• **AIM OF THE EXERCISE**
Extract all of the data and reproduce it precisely.

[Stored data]
(begin)

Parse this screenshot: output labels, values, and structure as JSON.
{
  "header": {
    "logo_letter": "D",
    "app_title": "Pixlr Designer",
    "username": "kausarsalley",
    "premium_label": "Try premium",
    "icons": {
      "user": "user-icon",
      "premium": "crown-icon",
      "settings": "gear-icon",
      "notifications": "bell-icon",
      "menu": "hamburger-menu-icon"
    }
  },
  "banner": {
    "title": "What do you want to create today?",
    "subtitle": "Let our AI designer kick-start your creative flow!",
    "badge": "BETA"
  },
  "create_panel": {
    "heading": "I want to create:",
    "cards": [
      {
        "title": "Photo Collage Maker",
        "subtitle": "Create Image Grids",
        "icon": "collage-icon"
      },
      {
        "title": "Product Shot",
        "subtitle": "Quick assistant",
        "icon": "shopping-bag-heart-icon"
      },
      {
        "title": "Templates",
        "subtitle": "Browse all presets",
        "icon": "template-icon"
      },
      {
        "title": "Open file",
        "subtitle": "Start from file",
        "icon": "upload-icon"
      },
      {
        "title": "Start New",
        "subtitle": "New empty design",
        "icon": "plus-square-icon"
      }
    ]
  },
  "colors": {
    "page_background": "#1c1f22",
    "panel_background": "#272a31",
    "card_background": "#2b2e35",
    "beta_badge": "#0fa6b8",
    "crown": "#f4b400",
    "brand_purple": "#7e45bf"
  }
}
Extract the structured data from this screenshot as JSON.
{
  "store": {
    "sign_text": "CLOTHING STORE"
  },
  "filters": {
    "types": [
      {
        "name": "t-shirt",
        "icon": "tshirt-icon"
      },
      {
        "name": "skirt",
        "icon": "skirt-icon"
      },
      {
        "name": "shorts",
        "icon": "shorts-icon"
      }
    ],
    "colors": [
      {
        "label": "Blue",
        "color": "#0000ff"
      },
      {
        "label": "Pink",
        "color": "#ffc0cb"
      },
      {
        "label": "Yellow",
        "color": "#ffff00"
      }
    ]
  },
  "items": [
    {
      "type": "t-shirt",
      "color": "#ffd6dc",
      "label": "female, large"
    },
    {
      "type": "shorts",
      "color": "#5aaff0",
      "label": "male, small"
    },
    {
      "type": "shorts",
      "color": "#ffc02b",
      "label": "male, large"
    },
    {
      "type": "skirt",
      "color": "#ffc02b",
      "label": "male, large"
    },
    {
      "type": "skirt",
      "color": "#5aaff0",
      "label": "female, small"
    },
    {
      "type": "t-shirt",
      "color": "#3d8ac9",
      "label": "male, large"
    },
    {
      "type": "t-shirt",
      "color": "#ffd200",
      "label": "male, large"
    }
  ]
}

(end)

• **TASK RESULT**
Parse this screenshot: output labels, values, and structure as JSON.
{
  "header": {
    "logo_letter": "D",
    "app_title": "Pixlr Designer",
    "username": "kausarsalley",
    "premium_label": "Try premium",
    "icons": {
      "user": "user-icon",
      "premium": "crown-icon",
      "settings": "gear-icon",
      "notifications": "bell-icon",
      "menu": "hamburger-menu-icon"
    }
  },
  "banner": {
    "title": "What do you want to create today?",
    "subtitle": "Let our AI designer kick-start your creative flow!",
    "badge": "BETA"
  },
  "create_panel": {
    "heading": "I want to create:",
    "cards": [
      {
        "title": "Photo Collage Maker",
        "subtitle": "Create Image Grids",
        "icon": "collage-icon"
      },
      {
        "title": "Product Shot",
        "subtitle": "Quick assistant",
        "icon": "shopping-bag-heart-icon"
      },
      {
        "title": "Templates",
        "subtitle": "Browse all presets",
        "icon": "template-icon"
      },
      {
        "title": "Open file",
        "subtitle": "Start from file",
        "icon": "upload-icon"
      },
      {
        "title": "Start New",
        "subtitle": "New empty design",
        "icon": "plus-square-icon"
      }
    ]
  },
  "colors": {
    "page_background": "#1c1f22",
    "panel_background": "#272a31",
    "card_background": "#2b2e35",
    "beta_badge": "#0fa6b8",
    "crown": "#f4b400",
    "brand_purple": "#7e45bf"
  }
}
Extract the structured data from this screenshot as JSON.
{
  "store": {
    "sign_text": "CLOTHING STORE"
  },
  "filters": {
    "types": [
      {
        "name": "t-shirt",
        "icon": "tshirt-icon"
      },
      {
        "name": "skirt",
        "icon": "skirt-icon"
      },
      {
        "name": "shorts",
        "icon": "shorts-icon"
      }
    ],
    "colors": [
      {
        "label": "Blue",
        "color": "#0000ff"
      },
      {
        "label": "Pink",
        "color": "#ffc0cb"
      },
      {
        "label": "Yellow",
        "color": "#ffff00"
      }
    ]
  },
  "items": [
    {
      "type": "t-shirt",
      "color": "#ffd6dc",
      "label": "female, large"
    },
    {
      "type": "shorts",
      "color": "#5aaff0",
      "label": "male, small"
    },
    {
      "type": "shorts",
      "color": "#ffc02b",
      "label": "male, large"
    },
    {
      "type": "skirt",
      "color": "#ffc02b",
      "label": "male, large"
    },
    {
      "type": "skirt",
      "color": "#5aaff0",
      "label": "female, small"
    },
    {
      "type": "t-shirt",
      "color": "#3d8ac9",
      "label": "male, large"
    },
    {
      "type": "t-shirt",
      "color": "#ffd200",
      "label": "male, large"
    }
  ]
}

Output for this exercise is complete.